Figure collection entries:
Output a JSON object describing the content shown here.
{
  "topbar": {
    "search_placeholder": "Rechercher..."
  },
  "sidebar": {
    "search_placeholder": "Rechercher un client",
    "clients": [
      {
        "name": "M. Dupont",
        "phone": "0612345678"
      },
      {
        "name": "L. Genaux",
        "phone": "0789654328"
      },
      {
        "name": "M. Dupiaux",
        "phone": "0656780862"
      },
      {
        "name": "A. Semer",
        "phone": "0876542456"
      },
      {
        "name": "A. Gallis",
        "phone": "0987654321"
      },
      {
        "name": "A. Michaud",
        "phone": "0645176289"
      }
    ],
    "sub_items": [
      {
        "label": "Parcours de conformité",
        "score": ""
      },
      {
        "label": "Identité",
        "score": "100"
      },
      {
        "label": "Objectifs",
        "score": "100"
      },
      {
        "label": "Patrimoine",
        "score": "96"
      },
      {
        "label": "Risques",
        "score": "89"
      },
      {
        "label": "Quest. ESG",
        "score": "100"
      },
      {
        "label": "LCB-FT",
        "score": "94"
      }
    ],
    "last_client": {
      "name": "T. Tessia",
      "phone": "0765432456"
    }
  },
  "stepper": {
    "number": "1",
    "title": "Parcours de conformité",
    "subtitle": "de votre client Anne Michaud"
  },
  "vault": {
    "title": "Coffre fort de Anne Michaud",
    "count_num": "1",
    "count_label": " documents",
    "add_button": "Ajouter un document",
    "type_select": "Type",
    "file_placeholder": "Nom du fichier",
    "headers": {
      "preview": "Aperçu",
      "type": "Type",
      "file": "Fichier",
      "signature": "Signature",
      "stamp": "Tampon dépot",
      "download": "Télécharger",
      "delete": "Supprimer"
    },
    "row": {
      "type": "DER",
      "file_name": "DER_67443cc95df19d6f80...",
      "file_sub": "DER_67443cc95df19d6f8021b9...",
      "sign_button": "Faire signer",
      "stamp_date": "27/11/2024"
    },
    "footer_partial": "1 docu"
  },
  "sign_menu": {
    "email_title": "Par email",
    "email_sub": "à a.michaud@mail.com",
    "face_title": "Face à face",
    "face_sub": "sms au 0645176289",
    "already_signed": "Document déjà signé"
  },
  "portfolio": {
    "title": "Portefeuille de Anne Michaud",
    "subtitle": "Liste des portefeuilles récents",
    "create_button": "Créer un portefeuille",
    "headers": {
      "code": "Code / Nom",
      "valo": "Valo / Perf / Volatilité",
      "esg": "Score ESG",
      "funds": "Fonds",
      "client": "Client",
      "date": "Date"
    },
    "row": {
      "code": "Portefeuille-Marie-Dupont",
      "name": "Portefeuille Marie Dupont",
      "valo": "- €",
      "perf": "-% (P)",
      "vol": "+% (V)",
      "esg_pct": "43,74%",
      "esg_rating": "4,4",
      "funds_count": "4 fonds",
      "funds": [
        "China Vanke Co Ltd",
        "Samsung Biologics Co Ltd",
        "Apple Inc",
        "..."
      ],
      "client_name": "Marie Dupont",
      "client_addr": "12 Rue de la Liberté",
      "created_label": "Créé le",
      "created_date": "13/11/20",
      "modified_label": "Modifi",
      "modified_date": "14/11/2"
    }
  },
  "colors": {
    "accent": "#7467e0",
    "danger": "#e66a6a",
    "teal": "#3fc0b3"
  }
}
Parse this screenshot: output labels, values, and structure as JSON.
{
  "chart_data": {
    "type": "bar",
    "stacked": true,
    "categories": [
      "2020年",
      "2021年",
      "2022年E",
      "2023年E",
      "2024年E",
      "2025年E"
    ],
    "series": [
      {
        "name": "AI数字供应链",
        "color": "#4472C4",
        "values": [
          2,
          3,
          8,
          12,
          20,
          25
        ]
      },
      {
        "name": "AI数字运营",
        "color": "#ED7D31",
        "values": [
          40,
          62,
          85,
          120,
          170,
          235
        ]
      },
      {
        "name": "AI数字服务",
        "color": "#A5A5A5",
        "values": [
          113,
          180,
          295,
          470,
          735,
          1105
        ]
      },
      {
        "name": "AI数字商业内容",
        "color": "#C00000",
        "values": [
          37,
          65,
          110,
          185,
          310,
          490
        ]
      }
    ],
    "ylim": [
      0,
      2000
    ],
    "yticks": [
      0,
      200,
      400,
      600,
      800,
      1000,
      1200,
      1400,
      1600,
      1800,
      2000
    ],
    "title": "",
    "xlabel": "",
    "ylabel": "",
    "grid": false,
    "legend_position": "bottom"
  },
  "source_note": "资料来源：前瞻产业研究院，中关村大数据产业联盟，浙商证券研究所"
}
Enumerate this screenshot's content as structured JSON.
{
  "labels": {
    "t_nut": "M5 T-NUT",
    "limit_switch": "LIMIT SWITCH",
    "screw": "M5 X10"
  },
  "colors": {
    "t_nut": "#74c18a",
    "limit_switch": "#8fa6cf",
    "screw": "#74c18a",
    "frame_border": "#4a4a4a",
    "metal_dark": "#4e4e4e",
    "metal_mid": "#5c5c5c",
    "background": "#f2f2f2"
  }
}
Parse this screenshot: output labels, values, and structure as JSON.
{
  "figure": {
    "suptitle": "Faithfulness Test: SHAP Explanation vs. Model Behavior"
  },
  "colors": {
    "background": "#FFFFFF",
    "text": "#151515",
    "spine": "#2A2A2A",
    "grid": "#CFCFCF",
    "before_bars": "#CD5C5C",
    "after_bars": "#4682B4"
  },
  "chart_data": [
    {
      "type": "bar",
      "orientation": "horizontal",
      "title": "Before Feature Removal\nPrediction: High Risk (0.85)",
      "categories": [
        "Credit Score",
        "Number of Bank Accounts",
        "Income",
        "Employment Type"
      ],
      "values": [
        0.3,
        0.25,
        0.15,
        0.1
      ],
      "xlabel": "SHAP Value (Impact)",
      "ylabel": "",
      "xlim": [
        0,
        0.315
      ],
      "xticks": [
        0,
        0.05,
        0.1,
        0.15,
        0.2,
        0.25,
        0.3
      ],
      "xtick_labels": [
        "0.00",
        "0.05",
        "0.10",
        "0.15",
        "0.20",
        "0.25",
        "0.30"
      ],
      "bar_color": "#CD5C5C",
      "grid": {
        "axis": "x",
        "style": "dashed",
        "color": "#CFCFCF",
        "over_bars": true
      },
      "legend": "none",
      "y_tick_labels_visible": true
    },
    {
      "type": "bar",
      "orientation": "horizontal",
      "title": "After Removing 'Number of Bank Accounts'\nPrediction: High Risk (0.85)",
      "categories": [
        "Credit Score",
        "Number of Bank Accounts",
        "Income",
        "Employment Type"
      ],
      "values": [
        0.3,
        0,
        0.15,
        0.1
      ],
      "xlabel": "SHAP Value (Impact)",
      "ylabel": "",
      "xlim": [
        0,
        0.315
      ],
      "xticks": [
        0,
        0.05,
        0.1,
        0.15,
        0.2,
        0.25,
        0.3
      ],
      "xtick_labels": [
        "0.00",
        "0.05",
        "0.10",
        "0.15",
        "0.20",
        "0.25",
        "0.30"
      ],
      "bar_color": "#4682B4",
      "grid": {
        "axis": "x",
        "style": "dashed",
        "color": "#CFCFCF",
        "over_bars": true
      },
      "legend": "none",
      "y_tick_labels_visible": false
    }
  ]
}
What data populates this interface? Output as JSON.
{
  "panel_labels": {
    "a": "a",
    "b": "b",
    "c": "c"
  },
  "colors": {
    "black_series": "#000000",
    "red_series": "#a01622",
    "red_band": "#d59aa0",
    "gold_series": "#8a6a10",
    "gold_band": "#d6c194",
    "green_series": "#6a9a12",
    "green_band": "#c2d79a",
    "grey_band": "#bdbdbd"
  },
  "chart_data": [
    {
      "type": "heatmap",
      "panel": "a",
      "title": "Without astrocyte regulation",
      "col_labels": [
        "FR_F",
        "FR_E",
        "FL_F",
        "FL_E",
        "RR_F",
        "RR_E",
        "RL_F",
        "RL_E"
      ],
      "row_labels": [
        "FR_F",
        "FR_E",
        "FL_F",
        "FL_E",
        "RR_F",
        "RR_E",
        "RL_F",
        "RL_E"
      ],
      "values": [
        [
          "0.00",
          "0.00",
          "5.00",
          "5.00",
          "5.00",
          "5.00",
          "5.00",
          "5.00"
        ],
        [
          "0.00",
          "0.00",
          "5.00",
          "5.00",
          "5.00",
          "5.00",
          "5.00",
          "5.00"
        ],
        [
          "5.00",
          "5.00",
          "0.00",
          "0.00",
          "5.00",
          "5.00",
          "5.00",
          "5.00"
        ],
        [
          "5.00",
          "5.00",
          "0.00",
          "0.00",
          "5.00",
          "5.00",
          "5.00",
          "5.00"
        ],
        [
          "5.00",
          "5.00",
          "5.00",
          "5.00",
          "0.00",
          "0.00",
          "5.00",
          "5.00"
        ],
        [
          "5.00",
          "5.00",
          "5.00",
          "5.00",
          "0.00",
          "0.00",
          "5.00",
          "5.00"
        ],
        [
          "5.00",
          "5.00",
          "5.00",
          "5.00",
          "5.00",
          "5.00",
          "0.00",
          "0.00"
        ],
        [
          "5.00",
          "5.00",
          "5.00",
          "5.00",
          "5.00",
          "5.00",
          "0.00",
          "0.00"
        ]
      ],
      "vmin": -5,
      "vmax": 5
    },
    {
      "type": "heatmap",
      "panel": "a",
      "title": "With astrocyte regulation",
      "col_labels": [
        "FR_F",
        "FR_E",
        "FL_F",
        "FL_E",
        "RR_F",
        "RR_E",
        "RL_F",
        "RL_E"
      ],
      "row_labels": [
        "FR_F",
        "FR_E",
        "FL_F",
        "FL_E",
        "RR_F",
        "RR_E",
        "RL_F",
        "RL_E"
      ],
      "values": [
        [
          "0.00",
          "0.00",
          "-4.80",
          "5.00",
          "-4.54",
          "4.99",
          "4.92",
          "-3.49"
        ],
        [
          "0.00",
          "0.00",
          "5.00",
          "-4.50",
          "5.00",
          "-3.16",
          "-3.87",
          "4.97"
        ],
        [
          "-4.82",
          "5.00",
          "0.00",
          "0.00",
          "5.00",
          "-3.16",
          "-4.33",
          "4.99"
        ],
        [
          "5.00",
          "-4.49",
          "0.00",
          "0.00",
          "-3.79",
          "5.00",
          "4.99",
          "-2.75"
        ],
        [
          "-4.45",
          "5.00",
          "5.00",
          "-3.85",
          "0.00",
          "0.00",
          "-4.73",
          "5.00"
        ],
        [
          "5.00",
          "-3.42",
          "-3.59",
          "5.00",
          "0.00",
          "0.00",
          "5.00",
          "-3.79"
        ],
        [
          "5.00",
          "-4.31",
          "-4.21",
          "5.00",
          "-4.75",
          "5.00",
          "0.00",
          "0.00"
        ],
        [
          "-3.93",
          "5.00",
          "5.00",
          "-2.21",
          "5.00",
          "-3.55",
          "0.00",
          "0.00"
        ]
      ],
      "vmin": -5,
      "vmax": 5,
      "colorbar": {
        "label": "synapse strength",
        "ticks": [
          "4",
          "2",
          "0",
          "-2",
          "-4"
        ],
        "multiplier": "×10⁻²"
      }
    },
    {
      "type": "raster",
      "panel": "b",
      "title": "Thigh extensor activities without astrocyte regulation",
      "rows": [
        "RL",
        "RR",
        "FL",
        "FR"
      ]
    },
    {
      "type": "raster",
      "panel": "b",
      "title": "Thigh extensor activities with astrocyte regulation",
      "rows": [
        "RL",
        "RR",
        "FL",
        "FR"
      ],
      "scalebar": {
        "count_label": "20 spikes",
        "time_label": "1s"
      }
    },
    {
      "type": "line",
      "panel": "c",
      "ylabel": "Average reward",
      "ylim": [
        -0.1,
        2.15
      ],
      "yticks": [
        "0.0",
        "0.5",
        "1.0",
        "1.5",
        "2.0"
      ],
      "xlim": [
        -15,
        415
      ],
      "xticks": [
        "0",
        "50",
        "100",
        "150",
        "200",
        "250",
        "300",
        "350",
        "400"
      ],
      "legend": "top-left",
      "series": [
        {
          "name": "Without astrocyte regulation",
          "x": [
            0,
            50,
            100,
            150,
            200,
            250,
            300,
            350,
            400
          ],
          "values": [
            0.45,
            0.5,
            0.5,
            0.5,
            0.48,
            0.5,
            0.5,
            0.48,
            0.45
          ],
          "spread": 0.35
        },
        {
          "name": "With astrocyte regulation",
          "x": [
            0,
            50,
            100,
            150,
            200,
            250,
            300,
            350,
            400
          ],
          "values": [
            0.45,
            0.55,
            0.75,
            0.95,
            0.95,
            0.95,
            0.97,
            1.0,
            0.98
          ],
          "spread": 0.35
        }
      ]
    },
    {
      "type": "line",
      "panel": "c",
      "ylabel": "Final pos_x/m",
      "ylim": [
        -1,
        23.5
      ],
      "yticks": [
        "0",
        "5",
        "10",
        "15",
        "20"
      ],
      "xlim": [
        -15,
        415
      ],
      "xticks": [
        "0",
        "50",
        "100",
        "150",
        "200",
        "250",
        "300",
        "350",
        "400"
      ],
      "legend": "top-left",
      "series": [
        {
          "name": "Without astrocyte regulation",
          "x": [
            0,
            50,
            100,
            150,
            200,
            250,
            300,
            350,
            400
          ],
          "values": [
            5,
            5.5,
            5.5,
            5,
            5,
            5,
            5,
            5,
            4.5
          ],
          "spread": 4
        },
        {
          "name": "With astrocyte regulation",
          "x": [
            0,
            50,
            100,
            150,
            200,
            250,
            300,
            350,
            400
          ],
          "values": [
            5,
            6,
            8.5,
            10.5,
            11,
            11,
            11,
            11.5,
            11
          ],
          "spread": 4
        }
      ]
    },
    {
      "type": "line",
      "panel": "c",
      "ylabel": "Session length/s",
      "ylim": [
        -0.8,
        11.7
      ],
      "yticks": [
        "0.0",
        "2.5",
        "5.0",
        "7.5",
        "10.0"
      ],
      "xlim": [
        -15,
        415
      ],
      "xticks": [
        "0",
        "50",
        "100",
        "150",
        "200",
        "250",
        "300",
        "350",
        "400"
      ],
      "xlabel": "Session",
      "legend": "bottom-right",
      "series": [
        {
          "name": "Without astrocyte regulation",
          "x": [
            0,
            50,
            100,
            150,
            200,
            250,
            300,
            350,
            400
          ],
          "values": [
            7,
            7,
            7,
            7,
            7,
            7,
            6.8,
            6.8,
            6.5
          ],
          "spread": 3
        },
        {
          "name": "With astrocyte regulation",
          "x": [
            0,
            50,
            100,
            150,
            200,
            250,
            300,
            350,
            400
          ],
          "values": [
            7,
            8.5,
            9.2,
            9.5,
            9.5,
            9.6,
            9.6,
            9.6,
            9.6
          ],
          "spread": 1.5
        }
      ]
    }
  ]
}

AIM:
Count the lines in the records above that hold the word "xlabel", and give only that number.

EXERCISE ANSWER:
4